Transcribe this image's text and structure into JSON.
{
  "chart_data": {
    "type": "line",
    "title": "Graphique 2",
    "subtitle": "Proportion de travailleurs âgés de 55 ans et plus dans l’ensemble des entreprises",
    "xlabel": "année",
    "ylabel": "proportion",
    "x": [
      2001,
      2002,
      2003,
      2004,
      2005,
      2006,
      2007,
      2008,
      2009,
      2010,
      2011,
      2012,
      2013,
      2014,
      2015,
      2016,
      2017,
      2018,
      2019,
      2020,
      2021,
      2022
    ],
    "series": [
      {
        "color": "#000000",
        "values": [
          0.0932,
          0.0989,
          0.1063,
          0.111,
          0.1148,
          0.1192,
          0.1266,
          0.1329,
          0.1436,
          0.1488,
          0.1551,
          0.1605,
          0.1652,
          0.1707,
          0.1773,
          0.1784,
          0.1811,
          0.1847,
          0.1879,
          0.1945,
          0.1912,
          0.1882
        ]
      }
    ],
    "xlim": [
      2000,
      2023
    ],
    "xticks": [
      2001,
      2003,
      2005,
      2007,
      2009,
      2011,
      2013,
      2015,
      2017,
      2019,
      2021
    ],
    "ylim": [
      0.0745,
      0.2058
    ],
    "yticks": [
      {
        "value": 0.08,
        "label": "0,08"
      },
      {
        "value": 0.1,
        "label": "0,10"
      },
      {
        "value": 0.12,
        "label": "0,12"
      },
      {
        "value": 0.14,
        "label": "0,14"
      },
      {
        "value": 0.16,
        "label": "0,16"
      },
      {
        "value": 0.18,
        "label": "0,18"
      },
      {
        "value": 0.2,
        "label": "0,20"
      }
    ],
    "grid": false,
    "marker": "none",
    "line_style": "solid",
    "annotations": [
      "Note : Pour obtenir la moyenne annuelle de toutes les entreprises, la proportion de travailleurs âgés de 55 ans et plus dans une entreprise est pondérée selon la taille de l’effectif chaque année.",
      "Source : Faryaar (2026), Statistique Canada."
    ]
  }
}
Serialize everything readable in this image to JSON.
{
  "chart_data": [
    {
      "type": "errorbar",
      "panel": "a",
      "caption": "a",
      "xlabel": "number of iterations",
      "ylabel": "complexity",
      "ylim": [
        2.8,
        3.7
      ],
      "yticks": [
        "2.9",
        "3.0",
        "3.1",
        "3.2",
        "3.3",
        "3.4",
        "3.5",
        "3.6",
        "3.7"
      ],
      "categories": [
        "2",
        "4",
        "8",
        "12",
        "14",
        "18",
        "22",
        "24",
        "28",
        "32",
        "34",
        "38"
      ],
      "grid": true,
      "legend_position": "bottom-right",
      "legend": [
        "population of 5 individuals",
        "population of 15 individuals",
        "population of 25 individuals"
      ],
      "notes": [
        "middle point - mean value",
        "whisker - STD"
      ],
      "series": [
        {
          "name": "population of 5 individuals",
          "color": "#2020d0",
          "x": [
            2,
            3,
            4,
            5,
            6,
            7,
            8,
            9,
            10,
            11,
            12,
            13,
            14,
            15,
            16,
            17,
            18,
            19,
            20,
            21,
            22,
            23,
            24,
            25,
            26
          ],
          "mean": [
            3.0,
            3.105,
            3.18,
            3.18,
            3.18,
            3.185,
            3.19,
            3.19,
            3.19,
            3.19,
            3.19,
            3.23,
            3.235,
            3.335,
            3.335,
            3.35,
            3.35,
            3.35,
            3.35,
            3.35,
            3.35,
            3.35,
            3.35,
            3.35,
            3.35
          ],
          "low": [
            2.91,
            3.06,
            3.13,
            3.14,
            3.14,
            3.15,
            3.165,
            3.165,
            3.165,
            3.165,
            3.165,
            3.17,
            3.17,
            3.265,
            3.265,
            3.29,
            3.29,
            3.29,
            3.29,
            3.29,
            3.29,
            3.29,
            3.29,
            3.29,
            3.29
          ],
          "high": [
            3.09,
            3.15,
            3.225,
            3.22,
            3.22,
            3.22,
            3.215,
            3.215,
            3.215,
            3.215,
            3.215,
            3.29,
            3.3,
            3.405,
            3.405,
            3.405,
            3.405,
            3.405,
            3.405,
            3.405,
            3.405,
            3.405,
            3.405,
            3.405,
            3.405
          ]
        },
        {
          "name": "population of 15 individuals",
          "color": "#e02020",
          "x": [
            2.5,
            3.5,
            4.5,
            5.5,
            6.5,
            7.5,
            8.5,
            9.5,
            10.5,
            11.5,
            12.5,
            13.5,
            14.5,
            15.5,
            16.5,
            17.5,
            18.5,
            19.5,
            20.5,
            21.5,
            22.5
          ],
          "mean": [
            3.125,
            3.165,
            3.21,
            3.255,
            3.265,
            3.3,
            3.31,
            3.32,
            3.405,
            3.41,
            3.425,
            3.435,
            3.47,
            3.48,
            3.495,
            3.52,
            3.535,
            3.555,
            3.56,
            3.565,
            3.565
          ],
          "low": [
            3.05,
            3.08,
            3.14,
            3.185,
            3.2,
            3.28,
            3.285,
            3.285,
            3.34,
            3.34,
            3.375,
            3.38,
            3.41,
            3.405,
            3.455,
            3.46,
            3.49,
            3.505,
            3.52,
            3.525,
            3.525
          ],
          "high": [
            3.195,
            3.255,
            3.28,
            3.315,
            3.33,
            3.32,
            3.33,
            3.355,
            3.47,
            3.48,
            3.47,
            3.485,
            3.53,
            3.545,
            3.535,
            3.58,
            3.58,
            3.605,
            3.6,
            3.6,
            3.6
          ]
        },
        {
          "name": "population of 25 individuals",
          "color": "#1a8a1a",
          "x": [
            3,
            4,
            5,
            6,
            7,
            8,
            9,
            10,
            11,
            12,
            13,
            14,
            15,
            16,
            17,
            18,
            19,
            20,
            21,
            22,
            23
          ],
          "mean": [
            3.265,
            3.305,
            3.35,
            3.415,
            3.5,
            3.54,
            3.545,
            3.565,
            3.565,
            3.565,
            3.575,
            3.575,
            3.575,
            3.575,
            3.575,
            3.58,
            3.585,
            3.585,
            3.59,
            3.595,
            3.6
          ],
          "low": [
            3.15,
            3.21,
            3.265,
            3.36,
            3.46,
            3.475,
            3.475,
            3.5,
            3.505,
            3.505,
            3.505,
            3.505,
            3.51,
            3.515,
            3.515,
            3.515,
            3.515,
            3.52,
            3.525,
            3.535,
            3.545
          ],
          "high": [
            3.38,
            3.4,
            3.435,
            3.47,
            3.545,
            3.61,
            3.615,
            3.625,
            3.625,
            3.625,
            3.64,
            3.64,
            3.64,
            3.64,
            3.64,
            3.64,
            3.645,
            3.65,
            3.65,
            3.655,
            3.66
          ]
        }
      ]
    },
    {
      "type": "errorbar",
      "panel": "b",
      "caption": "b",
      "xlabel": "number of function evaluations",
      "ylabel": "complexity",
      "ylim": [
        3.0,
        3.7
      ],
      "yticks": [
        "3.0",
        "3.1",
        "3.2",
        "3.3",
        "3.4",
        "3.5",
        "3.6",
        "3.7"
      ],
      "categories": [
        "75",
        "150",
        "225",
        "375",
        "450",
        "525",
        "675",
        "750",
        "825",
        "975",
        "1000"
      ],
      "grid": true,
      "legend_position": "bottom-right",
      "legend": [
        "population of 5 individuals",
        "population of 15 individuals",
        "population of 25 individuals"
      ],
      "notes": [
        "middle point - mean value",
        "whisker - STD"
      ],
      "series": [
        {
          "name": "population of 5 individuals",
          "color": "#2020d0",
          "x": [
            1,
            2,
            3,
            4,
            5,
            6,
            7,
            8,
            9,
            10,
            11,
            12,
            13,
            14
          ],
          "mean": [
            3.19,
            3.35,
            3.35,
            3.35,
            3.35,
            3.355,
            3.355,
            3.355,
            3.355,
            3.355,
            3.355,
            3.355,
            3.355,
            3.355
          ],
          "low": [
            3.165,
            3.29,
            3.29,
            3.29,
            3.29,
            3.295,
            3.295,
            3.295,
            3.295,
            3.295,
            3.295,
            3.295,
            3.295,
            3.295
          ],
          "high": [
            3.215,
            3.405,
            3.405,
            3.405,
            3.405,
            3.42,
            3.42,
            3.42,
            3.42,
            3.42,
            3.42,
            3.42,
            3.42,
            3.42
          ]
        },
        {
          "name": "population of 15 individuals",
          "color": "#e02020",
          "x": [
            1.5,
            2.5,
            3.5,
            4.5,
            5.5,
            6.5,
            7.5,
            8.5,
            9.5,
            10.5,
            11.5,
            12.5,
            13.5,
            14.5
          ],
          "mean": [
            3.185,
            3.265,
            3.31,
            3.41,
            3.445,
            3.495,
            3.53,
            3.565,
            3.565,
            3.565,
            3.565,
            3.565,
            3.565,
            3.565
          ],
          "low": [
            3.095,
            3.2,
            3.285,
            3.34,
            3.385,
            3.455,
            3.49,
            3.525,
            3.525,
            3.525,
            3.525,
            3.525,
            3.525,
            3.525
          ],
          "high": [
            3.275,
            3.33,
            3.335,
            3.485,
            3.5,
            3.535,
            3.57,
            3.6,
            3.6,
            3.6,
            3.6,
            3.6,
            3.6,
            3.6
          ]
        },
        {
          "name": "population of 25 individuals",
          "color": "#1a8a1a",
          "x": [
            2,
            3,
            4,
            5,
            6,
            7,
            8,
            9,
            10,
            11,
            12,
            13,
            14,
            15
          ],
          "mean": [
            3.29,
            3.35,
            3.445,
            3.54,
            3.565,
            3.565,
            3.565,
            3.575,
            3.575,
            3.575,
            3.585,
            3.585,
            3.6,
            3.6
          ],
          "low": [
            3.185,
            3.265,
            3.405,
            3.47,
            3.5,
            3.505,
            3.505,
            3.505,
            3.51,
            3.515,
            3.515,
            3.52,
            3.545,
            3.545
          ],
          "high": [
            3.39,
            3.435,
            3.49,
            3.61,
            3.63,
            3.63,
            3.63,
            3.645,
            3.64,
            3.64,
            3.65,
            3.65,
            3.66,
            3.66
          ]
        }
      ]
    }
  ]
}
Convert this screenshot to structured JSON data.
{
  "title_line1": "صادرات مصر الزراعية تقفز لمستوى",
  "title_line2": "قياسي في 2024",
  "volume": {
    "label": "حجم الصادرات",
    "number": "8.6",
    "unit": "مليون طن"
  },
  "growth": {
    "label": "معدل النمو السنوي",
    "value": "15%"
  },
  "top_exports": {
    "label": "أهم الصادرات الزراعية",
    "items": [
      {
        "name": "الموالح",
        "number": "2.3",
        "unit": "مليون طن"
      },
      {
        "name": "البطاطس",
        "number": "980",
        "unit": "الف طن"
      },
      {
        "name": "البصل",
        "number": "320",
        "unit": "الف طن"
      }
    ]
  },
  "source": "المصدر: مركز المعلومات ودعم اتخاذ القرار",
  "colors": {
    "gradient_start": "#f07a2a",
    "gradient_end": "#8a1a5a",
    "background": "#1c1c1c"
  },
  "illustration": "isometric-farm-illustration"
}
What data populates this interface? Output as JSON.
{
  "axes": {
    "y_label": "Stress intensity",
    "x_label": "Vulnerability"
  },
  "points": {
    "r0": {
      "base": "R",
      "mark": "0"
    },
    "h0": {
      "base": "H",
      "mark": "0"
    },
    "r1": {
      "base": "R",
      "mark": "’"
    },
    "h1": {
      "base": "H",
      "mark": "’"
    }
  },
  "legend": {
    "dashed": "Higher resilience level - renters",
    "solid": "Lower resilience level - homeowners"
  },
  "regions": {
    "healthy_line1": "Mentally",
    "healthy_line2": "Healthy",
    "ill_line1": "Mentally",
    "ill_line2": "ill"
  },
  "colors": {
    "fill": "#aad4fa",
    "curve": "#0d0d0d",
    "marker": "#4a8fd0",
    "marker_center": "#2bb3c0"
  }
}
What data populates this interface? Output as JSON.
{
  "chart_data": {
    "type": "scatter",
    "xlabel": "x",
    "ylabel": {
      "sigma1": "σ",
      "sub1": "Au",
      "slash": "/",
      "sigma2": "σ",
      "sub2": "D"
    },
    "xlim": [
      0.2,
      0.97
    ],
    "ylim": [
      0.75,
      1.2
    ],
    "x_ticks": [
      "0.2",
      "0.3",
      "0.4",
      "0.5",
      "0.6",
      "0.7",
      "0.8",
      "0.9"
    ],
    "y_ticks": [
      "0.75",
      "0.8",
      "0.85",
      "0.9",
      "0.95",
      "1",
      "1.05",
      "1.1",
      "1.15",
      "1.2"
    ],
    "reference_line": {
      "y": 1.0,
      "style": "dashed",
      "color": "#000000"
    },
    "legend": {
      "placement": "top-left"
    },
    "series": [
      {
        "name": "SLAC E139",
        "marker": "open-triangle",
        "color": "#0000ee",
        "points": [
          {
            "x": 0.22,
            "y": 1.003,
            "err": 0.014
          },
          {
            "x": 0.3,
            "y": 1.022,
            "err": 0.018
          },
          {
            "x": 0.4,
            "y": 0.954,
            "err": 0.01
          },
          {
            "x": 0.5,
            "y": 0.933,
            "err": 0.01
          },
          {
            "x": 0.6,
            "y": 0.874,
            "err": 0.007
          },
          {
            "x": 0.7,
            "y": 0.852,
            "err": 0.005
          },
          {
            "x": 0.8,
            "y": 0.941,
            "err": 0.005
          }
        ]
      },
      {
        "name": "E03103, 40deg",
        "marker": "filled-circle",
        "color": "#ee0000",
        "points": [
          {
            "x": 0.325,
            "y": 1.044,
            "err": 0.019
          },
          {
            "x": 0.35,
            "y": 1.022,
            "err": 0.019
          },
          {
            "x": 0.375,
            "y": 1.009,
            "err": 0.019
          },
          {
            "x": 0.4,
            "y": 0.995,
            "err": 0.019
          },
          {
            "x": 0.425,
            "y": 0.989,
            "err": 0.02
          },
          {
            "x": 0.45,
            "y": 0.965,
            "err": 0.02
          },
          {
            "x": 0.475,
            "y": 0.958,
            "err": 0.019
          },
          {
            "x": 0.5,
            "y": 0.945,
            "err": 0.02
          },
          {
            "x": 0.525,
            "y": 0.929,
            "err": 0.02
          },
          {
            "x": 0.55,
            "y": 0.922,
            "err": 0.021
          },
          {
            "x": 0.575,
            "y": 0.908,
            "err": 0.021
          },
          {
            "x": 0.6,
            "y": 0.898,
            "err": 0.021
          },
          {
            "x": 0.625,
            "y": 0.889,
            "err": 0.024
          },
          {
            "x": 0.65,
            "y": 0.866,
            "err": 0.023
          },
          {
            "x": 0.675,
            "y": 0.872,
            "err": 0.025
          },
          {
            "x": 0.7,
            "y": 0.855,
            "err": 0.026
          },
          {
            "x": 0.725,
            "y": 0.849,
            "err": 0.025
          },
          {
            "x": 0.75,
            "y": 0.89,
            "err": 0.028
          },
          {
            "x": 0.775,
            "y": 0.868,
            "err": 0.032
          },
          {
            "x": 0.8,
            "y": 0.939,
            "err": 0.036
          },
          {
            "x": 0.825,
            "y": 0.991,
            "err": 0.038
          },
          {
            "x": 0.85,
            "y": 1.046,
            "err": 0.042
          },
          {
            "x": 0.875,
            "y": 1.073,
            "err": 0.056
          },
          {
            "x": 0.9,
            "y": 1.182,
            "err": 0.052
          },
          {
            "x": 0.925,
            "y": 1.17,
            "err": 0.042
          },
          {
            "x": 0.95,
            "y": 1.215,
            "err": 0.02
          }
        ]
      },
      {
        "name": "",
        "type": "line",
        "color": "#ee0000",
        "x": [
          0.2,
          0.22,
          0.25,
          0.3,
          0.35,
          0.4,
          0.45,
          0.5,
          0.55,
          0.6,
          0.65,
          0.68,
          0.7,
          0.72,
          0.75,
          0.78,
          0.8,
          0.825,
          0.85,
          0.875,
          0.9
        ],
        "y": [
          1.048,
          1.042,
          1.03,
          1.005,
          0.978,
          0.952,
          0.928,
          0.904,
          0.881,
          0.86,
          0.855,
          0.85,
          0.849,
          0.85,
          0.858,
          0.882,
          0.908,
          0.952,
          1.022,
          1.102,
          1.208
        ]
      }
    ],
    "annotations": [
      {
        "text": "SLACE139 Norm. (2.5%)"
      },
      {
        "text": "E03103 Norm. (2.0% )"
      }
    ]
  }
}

——————————

● DESCRIPTION OF THE TASK: Each line that contains the string "this" counts once; report how many such lines the entries have, giving only the number.

● RESULT OF THE TASK: 5